## begin Given data

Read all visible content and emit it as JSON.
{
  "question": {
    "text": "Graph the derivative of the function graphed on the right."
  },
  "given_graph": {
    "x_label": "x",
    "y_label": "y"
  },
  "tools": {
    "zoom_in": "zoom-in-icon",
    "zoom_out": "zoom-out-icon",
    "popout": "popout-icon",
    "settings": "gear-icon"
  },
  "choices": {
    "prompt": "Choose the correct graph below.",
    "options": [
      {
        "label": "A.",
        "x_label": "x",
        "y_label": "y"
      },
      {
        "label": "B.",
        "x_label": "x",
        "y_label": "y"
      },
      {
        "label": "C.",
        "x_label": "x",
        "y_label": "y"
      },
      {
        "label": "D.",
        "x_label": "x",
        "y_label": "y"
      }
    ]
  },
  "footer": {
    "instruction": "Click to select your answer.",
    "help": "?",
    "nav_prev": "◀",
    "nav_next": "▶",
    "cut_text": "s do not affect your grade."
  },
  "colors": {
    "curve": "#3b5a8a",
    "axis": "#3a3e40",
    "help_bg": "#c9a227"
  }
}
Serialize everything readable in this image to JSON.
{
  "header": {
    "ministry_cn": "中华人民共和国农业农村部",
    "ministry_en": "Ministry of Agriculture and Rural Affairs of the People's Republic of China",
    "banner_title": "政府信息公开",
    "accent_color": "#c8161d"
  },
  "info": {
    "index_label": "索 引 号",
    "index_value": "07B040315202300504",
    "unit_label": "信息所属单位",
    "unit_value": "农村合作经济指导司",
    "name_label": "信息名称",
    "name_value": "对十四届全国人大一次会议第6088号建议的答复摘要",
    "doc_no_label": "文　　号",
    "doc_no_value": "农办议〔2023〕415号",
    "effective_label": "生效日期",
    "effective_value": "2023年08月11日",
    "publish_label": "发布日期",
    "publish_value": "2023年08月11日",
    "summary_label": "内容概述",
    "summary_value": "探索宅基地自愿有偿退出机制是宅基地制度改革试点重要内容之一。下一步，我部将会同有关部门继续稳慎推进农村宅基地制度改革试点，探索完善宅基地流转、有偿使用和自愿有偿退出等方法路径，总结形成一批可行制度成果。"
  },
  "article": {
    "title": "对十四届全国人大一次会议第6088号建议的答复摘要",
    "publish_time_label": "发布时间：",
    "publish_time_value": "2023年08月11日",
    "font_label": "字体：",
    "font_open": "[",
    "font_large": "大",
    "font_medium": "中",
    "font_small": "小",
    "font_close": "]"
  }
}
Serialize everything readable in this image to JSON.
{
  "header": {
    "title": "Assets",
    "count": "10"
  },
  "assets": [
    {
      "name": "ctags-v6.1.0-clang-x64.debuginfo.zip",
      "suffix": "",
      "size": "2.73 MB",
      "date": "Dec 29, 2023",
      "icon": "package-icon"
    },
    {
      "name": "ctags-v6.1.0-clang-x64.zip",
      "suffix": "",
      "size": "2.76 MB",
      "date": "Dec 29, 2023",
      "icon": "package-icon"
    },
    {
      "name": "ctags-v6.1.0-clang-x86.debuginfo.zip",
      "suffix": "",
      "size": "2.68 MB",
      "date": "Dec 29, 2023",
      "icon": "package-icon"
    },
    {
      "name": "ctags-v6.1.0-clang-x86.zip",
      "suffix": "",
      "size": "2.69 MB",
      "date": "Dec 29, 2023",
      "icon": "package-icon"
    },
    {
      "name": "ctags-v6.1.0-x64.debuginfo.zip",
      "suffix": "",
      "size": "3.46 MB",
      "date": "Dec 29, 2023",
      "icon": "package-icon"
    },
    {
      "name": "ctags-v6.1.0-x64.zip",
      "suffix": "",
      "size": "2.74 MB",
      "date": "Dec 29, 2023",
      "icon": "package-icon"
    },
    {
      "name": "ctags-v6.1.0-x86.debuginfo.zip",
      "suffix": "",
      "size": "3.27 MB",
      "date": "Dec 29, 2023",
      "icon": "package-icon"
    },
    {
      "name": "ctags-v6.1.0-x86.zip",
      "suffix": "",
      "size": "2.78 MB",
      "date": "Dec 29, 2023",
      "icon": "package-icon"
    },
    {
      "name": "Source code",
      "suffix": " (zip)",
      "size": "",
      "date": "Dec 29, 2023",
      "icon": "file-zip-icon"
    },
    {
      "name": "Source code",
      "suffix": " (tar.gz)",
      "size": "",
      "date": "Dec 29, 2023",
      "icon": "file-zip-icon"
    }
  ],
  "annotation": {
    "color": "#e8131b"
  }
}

## end Given data

Where a line above contains the word "your", copy that line.

    "instruction": "Click to select your answer.",
    "cut_text": "s do not affect your grade."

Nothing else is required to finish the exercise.